* [SHORT EXERCISE 1]: Could you echo these records line for line? Begin at the line that has "speed-cell: 945 — [1144, 684, 1422, 724]" and stop after the line that has "motor-type-cell: АИМ 132S8".

* [SOURCE TEXT]:
────
Lots of info to unpack here. Let's begin with the type io.kestra.plugin.jdbc.postgresql.Query. This allows us to connect with a postegreSQL database and make a query. Which database you aks? More of that in a minute. So, we have two tasks that make a query. The traffic_table_maker task creates the table with the traffic information, hence only including the device_id, counted_cars, processing_time, and average_speed columns. The road_table_maker task creates the table with the road information, hence only including the device_id, road_name, and road_info columns. We also include a unique_row_id and batch_id column in both tables.

Now, on the unansweared question from earlier. How does io.kestra.plugin.jdbc.postgresql.Query know to which database to connect? If we look at its documentation we'll see that it has two required properties: sql and url. We already provided sql with our query, but what about url? The url wants us to give it the JDBC (Java Database Connectivity) URL that specifies the location of a database and the necessary parameters for connecting to it. Additionally, since our database has username and a password, we also have to use the properties username and password each time we make a io.kestra.plugin.jdbc.postgresql. That's boring and would result in a huge Flow with repeated statements. Here comes pluginDefaults! It allows us to overload some fields with default values so we don't have to specify them again and again.
────
* [SHORT EXERCISE 2]: Would you proceed with the passage on Kestra's PostgreSQL query tasks, picking up after its last sentence?

Image layout annotations:
────
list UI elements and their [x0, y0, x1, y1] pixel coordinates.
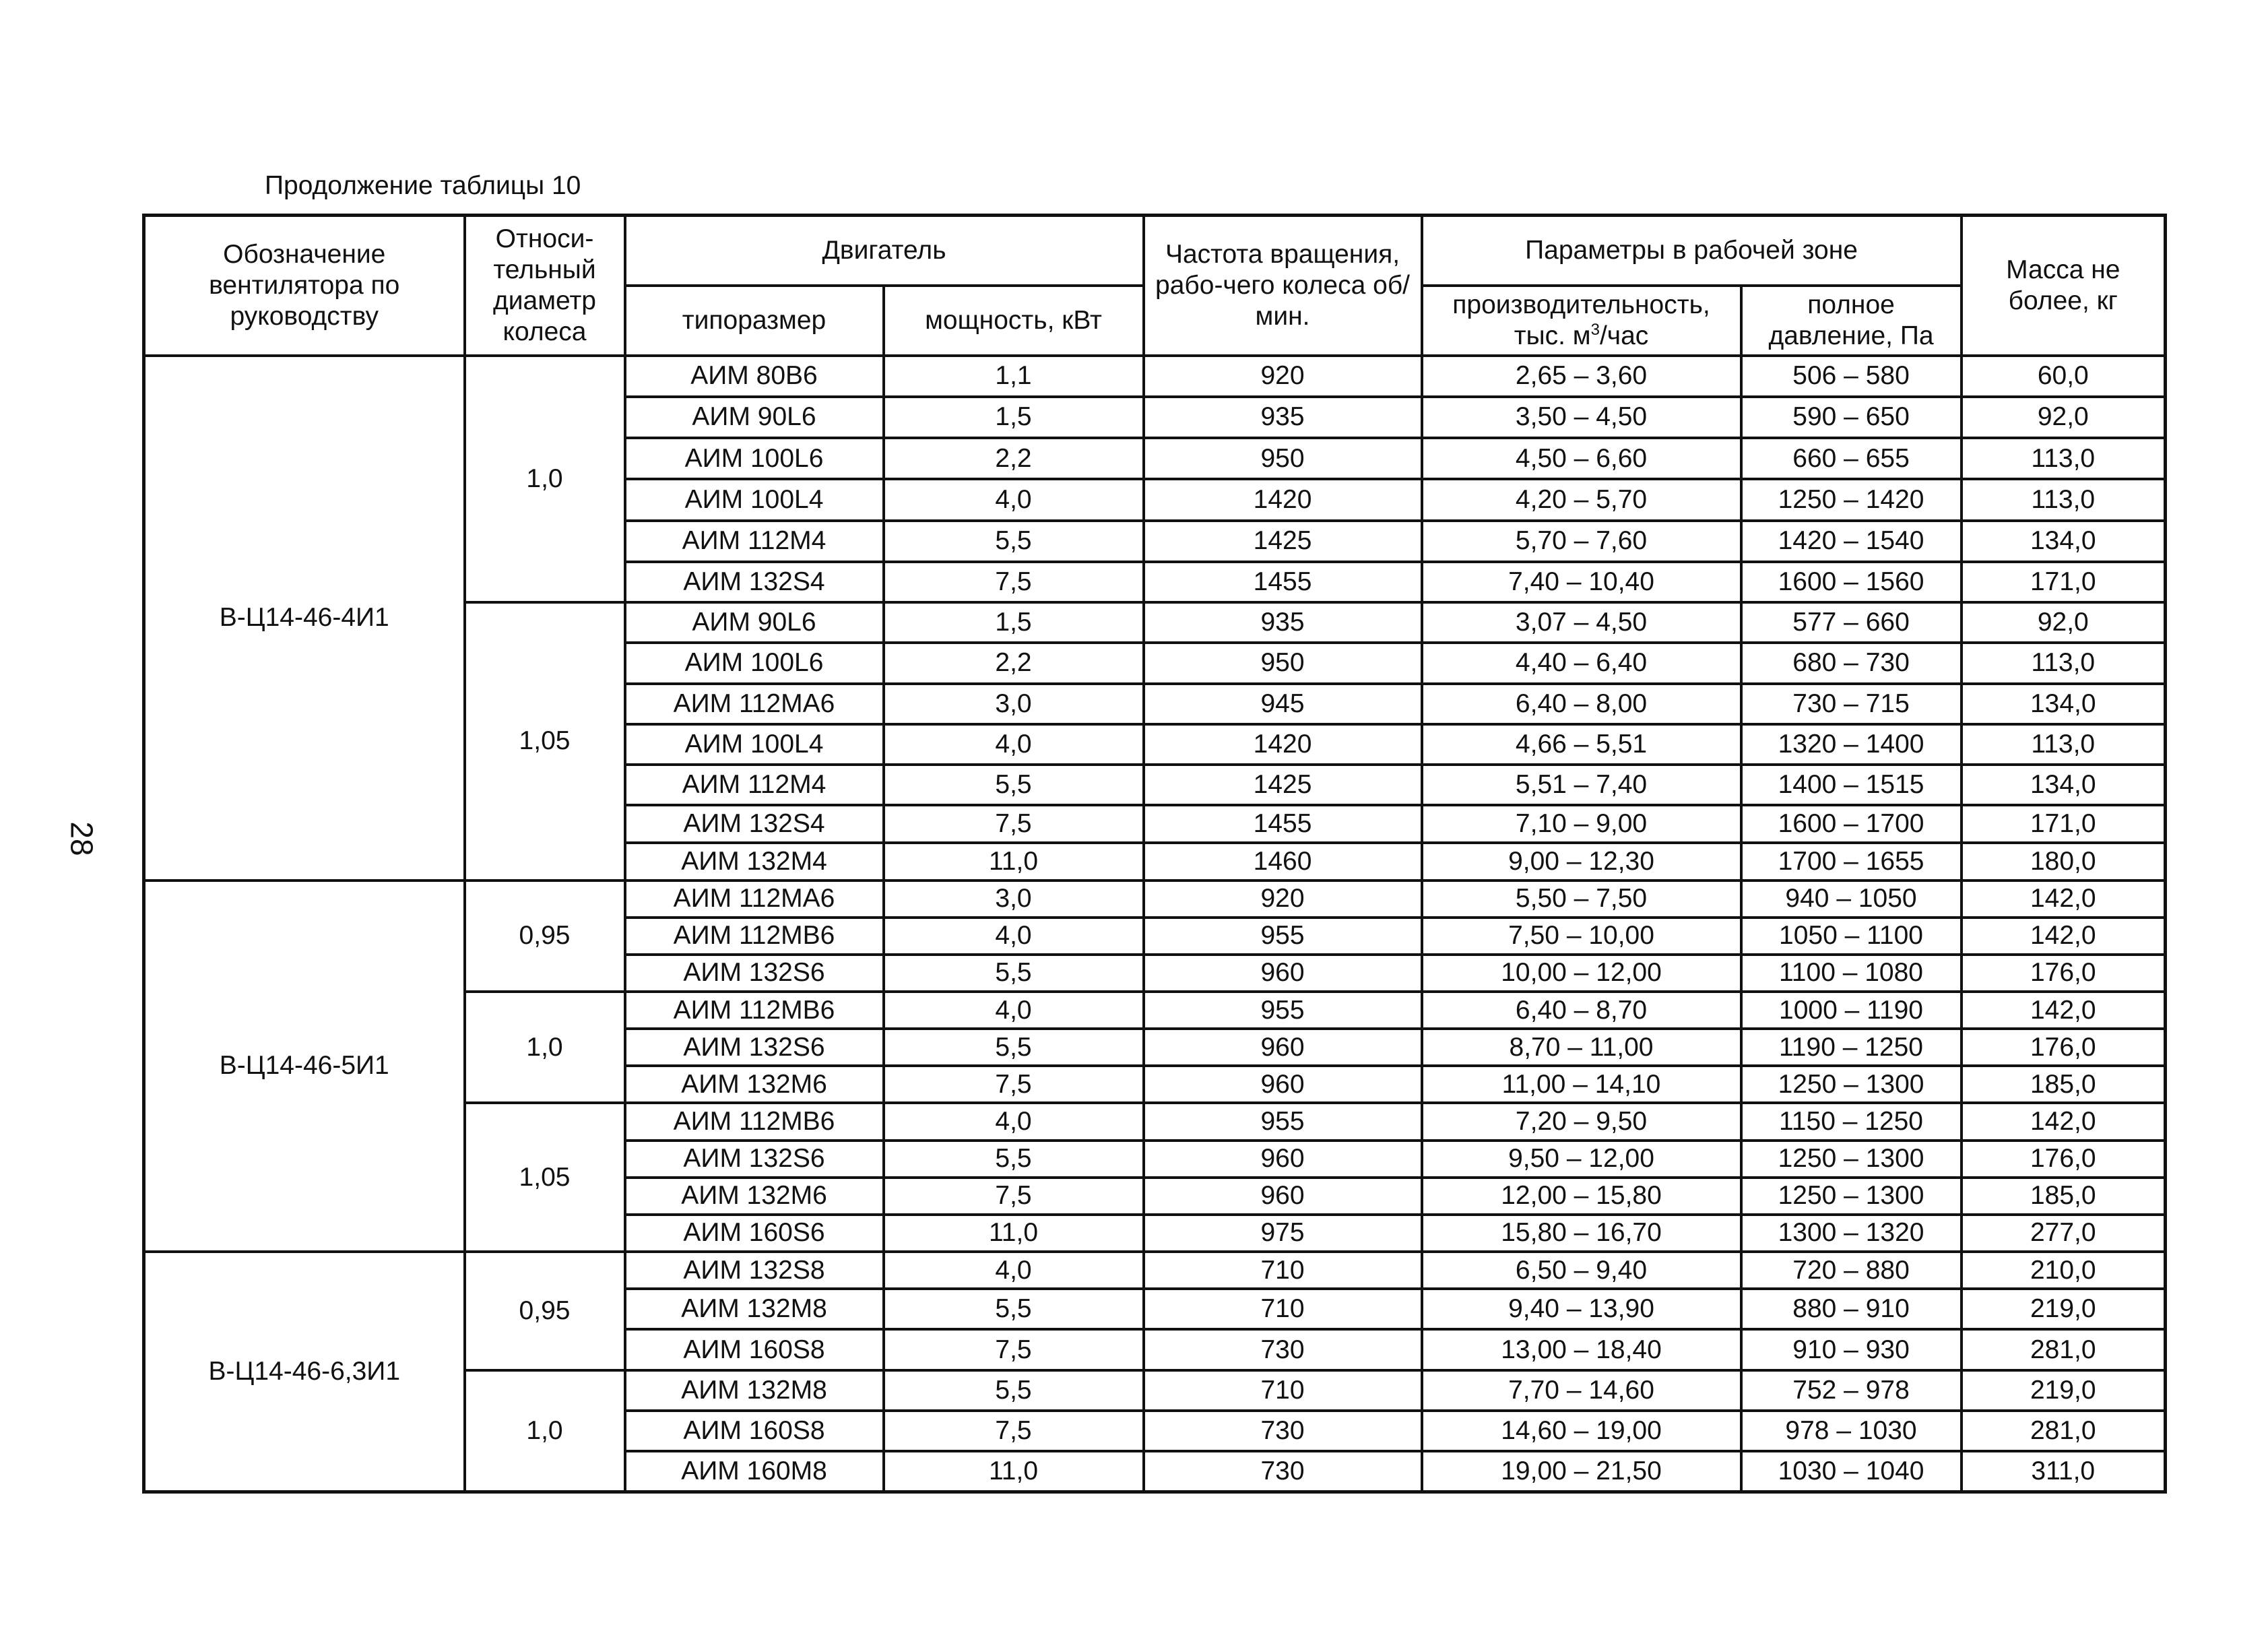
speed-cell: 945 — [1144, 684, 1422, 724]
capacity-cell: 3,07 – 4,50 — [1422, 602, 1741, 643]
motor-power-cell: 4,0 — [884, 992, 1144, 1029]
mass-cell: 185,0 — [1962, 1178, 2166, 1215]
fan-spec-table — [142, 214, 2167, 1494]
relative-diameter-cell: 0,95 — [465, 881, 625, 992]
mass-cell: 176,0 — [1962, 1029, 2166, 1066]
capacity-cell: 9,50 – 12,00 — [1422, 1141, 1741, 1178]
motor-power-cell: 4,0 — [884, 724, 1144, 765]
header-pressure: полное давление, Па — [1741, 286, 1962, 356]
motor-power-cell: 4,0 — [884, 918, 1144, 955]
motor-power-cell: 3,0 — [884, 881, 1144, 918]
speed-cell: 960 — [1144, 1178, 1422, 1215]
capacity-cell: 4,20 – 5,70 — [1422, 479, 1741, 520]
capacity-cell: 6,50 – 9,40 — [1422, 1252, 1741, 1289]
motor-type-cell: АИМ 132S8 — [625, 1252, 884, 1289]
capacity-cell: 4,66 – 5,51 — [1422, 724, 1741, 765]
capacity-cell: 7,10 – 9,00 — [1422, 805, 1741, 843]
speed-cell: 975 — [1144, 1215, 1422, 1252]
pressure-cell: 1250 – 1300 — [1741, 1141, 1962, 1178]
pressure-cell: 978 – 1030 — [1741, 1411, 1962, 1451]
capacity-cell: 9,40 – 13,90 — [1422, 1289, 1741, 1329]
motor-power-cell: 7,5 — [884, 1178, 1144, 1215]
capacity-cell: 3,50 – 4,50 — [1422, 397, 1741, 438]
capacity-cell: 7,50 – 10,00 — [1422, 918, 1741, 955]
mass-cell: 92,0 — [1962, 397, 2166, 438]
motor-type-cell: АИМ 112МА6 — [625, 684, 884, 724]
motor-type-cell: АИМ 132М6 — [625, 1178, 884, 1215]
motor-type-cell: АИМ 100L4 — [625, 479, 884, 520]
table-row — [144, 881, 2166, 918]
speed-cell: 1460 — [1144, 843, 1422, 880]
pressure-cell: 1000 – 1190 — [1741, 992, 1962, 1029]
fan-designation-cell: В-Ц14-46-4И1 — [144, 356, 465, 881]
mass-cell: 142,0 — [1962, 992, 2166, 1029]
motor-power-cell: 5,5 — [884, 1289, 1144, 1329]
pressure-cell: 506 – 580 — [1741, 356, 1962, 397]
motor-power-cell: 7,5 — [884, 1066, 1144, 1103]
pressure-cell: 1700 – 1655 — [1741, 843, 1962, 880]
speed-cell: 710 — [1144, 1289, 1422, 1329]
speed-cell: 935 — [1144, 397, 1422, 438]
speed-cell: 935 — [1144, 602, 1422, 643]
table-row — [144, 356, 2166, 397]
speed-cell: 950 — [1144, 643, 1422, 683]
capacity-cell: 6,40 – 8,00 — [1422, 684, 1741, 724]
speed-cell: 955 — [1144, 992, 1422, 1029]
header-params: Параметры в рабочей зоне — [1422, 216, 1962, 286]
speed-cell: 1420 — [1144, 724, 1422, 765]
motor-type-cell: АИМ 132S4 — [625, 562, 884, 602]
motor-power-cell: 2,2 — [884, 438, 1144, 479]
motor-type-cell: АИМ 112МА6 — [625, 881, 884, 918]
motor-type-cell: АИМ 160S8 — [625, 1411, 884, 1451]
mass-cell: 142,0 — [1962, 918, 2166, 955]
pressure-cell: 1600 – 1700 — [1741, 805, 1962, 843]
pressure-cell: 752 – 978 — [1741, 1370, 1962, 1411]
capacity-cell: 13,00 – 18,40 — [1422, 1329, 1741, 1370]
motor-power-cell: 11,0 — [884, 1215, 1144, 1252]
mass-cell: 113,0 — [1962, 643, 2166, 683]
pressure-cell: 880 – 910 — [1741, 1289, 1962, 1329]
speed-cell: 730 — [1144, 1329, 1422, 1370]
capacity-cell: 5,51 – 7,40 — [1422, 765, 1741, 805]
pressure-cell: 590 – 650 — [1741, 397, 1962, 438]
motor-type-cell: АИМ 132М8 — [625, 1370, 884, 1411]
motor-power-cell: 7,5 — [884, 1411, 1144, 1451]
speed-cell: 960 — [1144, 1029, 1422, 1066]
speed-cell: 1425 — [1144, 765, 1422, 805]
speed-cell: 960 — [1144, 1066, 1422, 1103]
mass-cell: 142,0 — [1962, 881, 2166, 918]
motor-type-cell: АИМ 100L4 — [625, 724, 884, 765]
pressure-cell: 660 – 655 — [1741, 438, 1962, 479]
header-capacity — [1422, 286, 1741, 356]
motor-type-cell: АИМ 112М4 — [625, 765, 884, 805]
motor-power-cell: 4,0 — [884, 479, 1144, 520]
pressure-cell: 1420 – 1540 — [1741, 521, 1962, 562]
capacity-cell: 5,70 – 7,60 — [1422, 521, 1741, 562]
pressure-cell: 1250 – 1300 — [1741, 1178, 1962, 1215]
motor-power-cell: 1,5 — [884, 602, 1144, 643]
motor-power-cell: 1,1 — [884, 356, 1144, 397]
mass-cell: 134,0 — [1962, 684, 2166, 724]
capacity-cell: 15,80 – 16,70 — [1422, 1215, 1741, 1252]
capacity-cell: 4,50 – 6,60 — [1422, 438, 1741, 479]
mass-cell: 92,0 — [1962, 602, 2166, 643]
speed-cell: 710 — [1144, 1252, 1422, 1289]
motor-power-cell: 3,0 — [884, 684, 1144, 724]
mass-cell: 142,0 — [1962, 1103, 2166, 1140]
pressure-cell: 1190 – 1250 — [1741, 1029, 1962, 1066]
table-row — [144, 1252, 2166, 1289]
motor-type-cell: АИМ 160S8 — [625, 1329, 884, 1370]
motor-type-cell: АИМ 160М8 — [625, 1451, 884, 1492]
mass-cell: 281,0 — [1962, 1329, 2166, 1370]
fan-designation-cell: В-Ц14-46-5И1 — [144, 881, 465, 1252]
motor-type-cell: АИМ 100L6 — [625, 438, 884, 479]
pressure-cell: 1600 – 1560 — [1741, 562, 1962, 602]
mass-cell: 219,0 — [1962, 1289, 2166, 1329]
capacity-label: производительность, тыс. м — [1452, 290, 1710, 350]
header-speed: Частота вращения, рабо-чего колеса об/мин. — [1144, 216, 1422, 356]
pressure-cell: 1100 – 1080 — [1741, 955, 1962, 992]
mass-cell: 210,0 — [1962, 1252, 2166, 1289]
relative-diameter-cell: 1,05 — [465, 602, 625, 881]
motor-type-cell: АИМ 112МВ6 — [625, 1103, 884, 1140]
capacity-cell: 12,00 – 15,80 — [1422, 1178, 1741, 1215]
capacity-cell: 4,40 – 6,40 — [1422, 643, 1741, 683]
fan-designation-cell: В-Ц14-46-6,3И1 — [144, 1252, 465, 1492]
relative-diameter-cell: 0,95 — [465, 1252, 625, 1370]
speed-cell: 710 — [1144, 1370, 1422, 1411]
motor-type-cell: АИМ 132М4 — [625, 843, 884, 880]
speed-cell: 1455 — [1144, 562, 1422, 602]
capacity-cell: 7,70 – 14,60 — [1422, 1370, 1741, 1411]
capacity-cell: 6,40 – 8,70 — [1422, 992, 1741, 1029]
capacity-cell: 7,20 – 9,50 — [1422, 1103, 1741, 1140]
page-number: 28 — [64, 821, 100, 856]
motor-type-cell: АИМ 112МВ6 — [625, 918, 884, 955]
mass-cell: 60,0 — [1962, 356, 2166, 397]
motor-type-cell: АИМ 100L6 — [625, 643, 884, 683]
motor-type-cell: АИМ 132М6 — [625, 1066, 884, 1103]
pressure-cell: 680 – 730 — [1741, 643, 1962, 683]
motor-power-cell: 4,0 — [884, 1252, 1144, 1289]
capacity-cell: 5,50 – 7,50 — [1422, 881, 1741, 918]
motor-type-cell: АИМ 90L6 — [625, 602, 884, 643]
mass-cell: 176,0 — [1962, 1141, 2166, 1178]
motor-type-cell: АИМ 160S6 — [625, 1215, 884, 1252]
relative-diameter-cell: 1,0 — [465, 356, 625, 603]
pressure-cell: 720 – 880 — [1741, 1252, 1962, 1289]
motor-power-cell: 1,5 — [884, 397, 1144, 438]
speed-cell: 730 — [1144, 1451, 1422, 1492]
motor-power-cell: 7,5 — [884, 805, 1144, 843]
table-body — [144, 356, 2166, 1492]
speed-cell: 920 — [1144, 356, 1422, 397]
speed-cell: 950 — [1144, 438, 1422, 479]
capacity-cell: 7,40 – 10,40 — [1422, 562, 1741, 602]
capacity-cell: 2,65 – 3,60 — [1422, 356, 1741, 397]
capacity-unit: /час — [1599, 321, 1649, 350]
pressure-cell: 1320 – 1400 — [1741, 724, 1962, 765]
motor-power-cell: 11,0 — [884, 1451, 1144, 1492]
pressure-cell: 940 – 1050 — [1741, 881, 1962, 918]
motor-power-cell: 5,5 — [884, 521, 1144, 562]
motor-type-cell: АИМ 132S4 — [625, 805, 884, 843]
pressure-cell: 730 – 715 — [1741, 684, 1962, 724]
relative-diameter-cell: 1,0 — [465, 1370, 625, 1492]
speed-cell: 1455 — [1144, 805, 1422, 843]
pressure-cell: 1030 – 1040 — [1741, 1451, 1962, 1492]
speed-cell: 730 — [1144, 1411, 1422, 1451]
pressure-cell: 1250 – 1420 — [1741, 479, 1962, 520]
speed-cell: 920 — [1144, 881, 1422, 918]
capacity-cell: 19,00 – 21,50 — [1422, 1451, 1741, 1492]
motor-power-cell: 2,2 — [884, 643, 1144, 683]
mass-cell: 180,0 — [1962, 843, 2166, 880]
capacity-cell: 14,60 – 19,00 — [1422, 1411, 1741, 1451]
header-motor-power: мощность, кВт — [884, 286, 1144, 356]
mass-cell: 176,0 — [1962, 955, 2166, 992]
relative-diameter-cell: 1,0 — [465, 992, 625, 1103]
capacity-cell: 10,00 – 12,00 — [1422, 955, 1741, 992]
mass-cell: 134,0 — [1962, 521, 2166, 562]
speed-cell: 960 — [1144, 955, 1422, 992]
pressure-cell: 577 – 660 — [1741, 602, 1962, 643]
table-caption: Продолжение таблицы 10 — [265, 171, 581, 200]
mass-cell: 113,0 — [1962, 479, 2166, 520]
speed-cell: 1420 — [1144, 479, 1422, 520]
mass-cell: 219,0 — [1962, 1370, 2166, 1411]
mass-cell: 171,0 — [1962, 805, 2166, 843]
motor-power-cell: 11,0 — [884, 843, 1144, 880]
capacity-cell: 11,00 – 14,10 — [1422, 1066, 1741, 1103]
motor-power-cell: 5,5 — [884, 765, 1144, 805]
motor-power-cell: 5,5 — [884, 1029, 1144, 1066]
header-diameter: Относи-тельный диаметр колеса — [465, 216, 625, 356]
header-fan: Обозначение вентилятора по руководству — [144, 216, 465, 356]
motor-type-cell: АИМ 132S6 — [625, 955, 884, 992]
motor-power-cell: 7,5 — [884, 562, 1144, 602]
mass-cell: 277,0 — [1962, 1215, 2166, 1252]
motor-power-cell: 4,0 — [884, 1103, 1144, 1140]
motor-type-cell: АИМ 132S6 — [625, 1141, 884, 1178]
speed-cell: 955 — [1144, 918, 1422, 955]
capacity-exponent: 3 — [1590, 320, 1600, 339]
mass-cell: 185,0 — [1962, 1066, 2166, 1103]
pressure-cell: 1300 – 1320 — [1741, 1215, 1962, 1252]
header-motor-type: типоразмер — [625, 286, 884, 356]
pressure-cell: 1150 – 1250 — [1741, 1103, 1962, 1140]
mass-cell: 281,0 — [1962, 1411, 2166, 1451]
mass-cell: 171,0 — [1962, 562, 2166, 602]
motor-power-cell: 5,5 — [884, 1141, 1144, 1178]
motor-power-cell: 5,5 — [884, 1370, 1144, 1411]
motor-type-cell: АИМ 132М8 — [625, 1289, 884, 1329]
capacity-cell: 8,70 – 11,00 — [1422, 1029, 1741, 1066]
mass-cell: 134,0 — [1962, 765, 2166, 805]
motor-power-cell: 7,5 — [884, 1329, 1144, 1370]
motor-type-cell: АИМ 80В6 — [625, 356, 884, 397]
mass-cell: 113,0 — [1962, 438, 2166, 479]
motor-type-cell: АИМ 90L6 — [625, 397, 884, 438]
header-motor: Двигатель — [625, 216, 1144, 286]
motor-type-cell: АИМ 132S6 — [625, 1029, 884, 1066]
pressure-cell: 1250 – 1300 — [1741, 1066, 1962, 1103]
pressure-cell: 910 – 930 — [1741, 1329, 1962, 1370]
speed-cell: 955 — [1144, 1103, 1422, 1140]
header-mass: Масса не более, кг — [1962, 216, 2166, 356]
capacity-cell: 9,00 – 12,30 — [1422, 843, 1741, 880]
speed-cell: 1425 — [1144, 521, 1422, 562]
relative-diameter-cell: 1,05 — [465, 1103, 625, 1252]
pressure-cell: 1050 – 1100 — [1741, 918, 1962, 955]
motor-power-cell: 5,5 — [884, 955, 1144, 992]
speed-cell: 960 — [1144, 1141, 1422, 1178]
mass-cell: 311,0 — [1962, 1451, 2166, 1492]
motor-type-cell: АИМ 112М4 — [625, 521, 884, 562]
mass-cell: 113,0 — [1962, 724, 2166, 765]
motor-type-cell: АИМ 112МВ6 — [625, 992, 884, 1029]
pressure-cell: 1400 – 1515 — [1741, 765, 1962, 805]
────
* [EXERCISE ANSWER 1]:
speed-cell: 945 — [1144, 684, 1422, 724]
capacity-cell: 3,07 – 4,50 — [1422, 602, 1741, 643]
motor-power-cell: 4,0 — [884, 992, 1144, 1029]
mass-cell: 185,0 — [1962, 1178, 2166, 1215]
fan-spec-table — [142, 214, 2167, 1494]
relative-diameter-cell: 0,95 — [465, 881, 625, 992]
mass-cell: 176,0 — [1962, 1029, 2166, 1066]
capacity-cell: 9,50 – 12,00 — [1422, 1141, 1741, 1178]
motor-power-cell: 4,0 — [884, 724, 1144, 765]
header-pressure: полное давление, Па — [1741, 286, 1962, 356]
motor-power-cell: 4,0 — [884, 918, 1144, 955]
motor-power-cell: 3,0 — [884, 881, 1144, 918]
speed-cell: 960 — [1144, 1178, 1422, 1215]
capacity-cell: 4,20 – 5,70 — [1422, 479, 1741, 520]
capacity-cell: 6,50 – 9,40 — [1422, 1252, 1741, 1289]
motor-type-cell: АИМ 132S8 — [625, 1252, 884, 1289]

* [EXERCISE ANSWER 2]:
To populate the fields url, username and password, we have to look at the docker-compose.yml file we constructed earlier and specifically the service responsible for the traffic database, that is pgdatabase. The JDBC string takes the following form:

jdbc:<dialect>://<host>:<port>/<database>

meaning that for our case it should be jdbc:postgresql://pgdatabase:5432/traffic. Additionally, the username and password are both root.

Now, if we connect to the pgAdmin instance (as we saw here), we'll see that two new tables were created!

Staging Table

Now we should be ready to add our data to the newly constructed tables. However, what would happen to the table if we added a bad batch, that is we loaded our table with data that were incomplete or corrupted (for example missing keys or required fields, bad CSV quoting, invalid JSON, etc.)? Then, our table would be contaminated with the bad batch and would need cleaning. A way to get rid of this problem is to use temporary table, called staging table, to load the data first into it, and then, if the data were loaded successfully, merge it to our clean data.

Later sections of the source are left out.